DO THIS>
Copy the lines holding the word "antenatal", all of them.

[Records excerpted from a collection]
....
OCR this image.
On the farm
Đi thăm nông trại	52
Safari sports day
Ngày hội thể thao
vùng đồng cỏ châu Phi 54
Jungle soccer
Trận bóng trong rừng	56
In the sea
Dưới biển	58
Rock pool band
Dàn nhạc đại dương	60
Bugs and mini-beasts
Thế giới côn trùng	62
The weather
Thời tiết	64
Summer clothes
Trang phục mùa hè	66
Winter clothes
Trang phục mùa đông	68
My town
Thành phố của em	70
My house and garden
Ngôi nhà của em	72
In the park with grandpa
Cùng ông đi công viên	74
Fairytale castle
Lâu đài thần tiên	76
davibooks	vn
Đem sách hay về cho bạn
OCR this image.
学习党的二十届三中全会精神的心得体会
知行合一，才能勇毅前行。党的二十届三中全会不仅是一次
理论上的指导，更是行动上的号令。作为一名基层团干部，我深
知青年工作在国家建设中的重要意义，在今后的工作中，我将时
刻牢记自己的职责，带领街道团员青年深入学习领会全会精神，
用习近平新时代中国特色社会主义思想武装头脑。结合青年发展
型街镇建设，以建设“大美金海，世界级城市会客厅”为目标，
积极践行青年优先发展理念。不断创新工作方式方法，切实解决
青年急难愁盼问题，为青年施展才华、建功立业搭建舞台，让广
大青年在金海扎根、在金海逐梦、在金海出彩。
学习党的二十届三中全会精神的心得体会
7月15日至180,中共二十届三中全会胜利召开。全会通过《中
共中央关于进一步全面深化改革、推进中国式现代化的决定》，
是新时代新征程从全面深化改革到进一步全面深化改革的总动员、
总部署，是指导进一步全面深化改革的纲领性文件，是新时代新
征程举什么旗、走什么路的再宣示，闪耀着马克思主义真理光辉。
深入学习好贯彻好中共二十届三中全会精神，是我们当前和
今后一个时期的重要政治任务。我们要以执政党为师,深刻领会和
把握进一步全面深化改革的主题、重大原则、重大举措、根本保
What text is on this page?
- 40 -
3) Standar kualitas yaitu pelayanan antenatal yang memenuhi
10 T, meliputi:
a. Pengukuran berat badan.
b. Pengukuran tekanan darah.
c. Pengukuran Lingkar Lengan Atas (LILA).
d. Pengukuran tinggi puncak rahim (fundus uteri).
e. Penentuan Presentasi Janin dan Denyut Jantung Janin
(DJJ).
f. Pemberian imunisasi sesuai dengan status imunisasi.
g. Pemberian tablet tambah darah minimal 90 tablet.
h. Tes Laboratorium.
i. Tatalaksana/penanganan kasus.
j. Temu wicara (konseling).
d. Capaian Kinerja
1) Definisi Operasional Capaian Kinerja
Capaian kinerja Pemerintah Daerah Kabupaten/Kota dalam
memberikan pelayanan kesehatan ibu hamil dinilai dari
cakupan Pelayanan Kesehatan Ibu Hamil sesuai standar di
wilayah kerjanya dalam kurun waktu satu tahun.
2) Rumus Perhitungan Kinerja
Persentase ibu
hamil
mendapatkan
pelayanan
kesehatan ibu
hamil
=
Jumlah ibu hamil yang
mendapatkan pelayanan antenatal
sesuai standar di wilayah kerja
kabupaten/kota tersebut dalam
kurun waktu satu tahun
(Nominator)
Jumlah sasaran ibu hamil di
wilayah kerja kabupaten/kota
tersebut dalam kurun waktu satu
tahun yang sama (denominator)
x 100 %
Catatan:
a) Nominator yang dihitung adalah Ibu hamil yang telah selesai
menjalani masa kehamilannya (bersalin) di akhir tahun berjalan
....
THE OUTPUT>
3) Standar kualitas yaitu pelayanan antenatal yang memenuhi
mendapatkan pelayanan antenatal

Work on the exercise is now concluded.